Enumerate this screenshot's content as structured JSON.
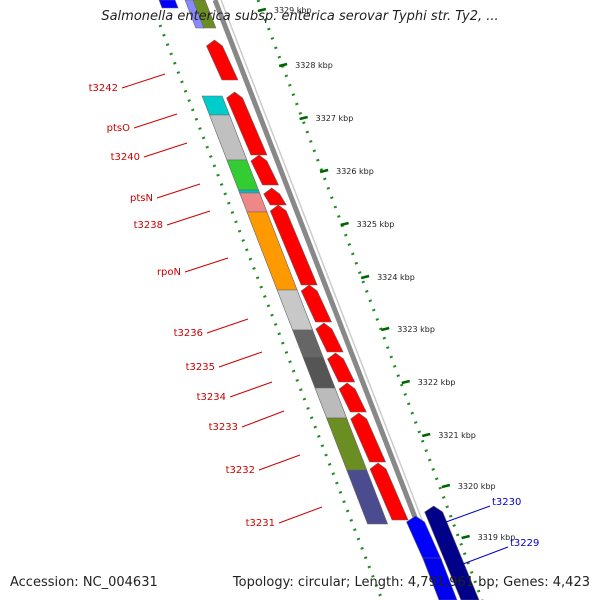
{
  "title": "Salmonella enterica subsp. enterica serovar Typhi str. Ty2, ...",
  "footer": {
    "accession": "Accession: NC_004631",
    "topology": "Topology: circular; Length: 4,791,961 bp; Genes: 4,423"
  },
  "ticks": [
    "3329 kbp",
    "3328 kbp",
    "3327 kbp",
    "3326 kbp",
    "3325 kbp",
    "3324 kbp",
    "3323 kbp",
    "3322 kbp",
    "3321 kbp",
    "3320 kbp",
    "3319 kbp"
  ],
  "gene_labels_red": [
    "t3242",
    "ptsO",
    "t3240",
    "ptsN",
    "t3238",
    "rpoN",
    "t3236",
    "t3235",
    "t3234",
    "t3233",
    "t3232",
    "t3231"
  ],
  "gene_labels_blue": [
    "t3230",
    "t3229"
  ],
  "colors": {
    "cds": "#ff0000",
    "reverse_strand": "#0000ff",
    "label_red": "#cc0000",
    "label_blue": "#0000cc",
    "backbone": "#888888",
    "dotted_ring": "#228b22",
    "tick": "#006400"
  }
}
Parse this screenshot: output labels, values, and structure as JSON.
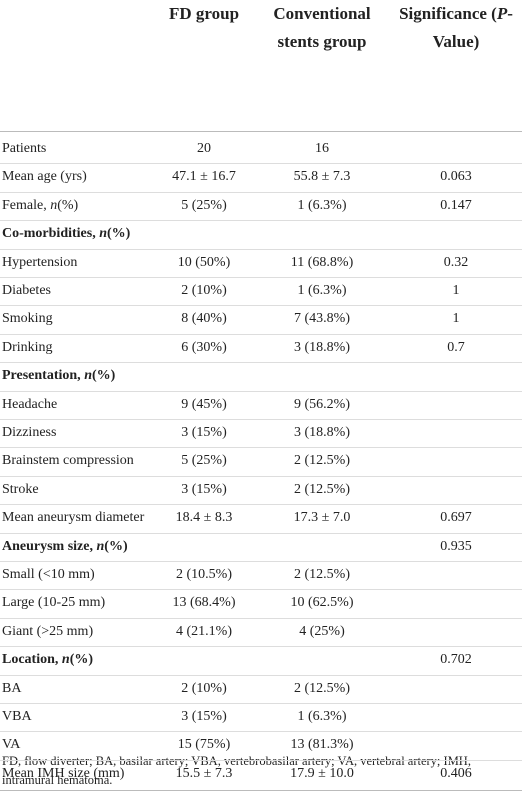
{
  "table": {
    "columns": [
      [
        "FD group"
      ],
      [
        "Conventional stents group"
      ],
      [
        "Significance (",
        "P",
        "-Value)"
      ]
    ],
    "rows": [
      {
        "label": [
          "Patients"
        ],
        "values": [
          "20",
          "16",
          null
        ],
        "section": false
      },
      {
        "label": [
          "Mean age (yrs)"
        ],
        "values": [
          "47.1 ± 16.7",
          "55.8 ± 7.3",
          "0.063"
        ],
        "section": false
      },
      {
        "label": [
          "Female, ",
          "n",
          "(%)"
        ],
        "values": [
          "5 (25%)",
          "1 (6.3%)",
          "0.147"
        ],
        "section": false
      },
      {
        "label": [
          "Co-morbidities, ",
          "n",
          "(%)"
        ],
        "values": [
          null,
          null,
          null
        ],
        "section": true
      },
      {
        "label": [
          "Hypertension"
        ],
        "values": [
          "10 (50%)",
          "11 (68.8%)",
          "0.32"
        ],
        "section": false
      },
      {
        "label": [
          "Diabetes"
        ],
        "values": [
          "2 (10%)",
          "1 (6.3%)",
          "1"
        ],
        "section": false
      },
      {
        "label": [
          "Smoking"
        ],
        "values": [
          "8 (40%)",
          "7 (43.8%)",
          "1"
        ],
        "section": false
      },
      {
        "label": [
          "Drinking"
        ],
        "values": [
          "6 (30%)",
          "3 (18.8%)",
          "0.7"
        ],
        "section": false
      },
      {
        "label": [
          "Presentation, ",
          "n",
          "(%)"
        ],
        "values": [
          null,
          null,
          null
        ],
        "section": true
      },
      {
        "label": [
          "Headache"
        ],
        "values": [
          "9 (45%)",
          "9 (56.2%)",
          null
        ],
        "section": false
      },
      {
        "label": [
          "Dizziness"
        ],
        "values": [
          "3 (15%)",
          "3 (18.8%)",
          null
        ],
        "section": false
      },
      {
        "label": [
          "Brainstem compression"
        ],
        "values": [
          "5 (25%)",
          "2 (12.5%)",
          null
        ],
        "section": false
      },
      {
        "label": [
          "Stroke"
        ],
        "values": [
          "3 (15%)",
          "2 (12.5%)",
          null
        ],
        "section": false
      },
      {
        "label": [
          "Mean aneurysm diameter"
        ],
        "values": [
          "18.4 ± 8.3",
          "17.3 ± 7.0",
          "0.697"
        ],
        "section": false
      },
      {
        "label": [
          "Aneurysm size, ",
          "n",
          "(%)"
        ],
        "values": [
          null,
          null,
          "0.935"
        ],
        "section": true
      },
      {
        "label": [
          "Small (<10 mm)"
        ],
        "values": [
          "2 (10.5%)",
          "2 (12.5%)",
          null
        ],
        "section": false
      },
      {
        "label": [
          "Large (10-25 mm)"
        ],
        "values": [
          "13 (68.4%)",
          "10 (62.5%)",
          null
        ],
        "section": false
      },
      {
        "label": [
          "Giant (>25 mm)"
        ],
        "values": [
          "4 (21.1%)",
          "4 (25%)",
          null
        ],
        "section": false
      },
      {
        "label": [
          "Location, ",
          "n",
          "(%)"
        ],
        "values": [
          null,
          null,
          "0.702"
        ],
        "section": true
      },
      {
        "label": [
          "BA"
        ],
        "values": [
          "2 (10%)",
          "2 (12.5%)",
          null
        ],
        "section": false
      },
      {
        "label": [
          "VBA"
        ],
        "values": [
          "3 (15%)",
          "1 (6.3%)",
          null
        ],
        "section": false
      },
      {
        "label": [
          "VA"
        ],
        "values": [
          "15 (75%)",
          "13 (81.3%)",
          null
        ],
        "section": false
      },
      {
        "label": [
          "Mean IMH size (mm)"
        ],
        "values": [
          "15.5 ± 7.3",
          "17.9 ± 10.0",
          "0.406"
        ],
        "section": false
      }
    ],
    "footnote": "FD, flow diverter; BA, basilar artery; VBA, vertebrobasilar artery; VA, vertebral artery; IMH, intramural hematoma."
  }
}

EXERCISE DETAILS - Word for word, print the material above, but without its pictures.

RESPONSE FOR THIS EXERCISE -
Enumerate this screenshot's content as structured JSON.
{
  "title": "Salmonella enterica subsp. enterica serovar Typhi str. Ty2, ...",
  "footer": {
    "accession": "Accession: NC_004631",
    "topology": "Topology: circular; Length: 4,791,961 bp; Genes: 4,423"
  },
  "ticks": [
    "3329 kbp",
    "3328 kbp",
    "3327 kbp",
    "3326 kbp",
    "3325 kbp",
    "3324 kbp",
    "3323 kbp",
    "3322 kbp",
    "3321 kbp",
    "3320 kbp",
    "3319 kbp"
  ],
  "gene_labels_red": [
    "t3242",
    "ptsO",
    "t3240",
    "ptsN",
    "t3238",
    "rpoN",
    "t3236",
    "t3235",
    "t3234",
    "t3233",
    "t3232",
    "t3231"
  ],
  "gene_labels_blue": [
    "t3230",
    "t3229"
  ],
  "colors": {
    "cds": "#ff0000",
    "reverse_strand": "#0000ff",
    "label_red": "#cc0000",
    "label_blue": "#0000cc",
    "backbone": "#888888",
    "dotted_ring": "#228b22",
    "tick": "#006400"
  }
}
Parse this screenshot: output labels, values, and structure as JSON.
{
  "table": {
    "columns": [
      [
        "FD group"
      ],
      [
        "Conventional stents group"
      ],
      [
        "Significance (",
        "P",
        "-Value)"
      ]
    ],
    "rows": [
      {
        "label": [
          "Patients"
        ],
        "values": [
          "20",
          "16",
          null
        ],
        "section": false
      },
      {
        "label": [
          "Mean age (yrs)"
        ],
        "values": [
          "47.1 ± 16.7",
          "55.8 ± 7.3",
          "0.063"
        ],
        "section": false
      },
      {
        "label": [
          "Female, ",
          "n",
          "(%)"
        ],
        "values": [
          "5 (25%)",
          "1 (6.3%)",
          "0.147"
        ],
        "section": false
      },
      {
        "label": [
          "Co-morbidities, ",
          "n",
          "(%)"
        ],
        "values": [
          null,
          null,
          null
        ],
        "section": true
      },
      {
        "label": [
          "Hypertension"
        ],
        "values": [
          "10 (50%)",
          "11 (68.8%)",
          "0.32"
        ],
        "section": false
      },
      {
        "label": [
          "Diabetes"
        ],
        "values": [
          "2 (10%)",
          "1 (6.3%)",
          "1"
        ],
        "section": false
      },
      {
        "label": [
          "Smoking"
        ],
        "values": [
          "8 (40%)",
          "7 (43.8%)",
          "1"
        ],
        "section": false
      },
      {
        "label": [
          "Drinking"
        ],
        "values": [
          "6 (30%)",
          "3 (18.8%)",
          "0.7"
        ],
        "section": false
      },
      {
        "label": [
          "Presentation, ",
          "n",
          "(%)"
        ],
        "values": [
          null,
          null,
          null
        ],
        "section": true
      },
      {
        "label": [
          "Headache"
        ],
        "values": [
          "9 (45%)",
          "9 (56.2%)",
          null
        ],
        "section": false
      },
      {
        "label": [
          "Dizziness"
        ],
        "values": [
          "3 (15%)",
          "3 (18.8%)",
          null
        ],
        "section": false
      },
      {
        "label": [
          "Brainstem compression"
        ],
        "values": [
          "5 (25%)",
          "2 (12.5%)",
          null
        ],
        "section": false
      },
      {
        "label": [
          "Stroke"
        ],
        "values": [
          "3 (15%)",
          "2 (12.5%)",
          null
        ],
        "section": false
      },
      {
        "label": [
          "Mean aneurysm diameter"
        ],
        "values": [
          "18.4 ± 8.3",
          "17.3 ± 7.0",
          "0.697"
        ],
        "section": false
      },
      {
        "label": [
          "Aneurysm size, ",
          "n",
          "(%)"
        ],
        "values": [
          null,
          null,
          "0.935"
        ],
        "section": true
      },
      {
        "label": [
          "Small (<10 mm)"
        ],
        "values": [
          "2 (10.5%)",
          "2 (12.5%)",
          null
        ],
        "section": false
      },
      {
        "label": [
          "Large (10-25 mm)"
        ],
        "values": [
          "13 (68.4%)",
          "10 (62.5%)",
          null
        ],
        "section": false
      },
      {
        "label": [
          "Giant (>25 mm)"
        ],
        "values": [
          "4 (21.1%)",
          "4 (25%)",
          null
        ],
        "section": false
      },
      {
        "label": [
          "Location, ",
          "n",
          "(%)"
        ],
        "values": [
          null,
          null,
          "0.702"
        ],
        "section": true
      },
      {
        "label": [
          "BA"
        ],
        "values": [
          "2 (10%)",
          "2 (12.5%)",
          null
        ],
        "section": false
      },
      {
        "label": [
          "VBA"
        ],
        "values": [
          "3 (15%)",
          "1 (6.3%)",
          null
        ],
        "section": false
      },
      {
        "label": [
          "VA"
        ],
        "values": [
          "15 (75%)",
          "13 (81.3%)",
          null
        ],
        "section": false
      },
      {
        "label": [
          "Mean IMH size (mm)"
        ],
        "values": [
          "15.5 ± 7.3",
          "17.9 ± 10.0",
          "0.406"
        ],
        "section": false
      }
    ],
    "footnote": "FD, flow diverter; BA, basilar artery; VBA, vertebrobasilar artery; VA, vertebral artery; IMH, intramural hematoma."
  }
}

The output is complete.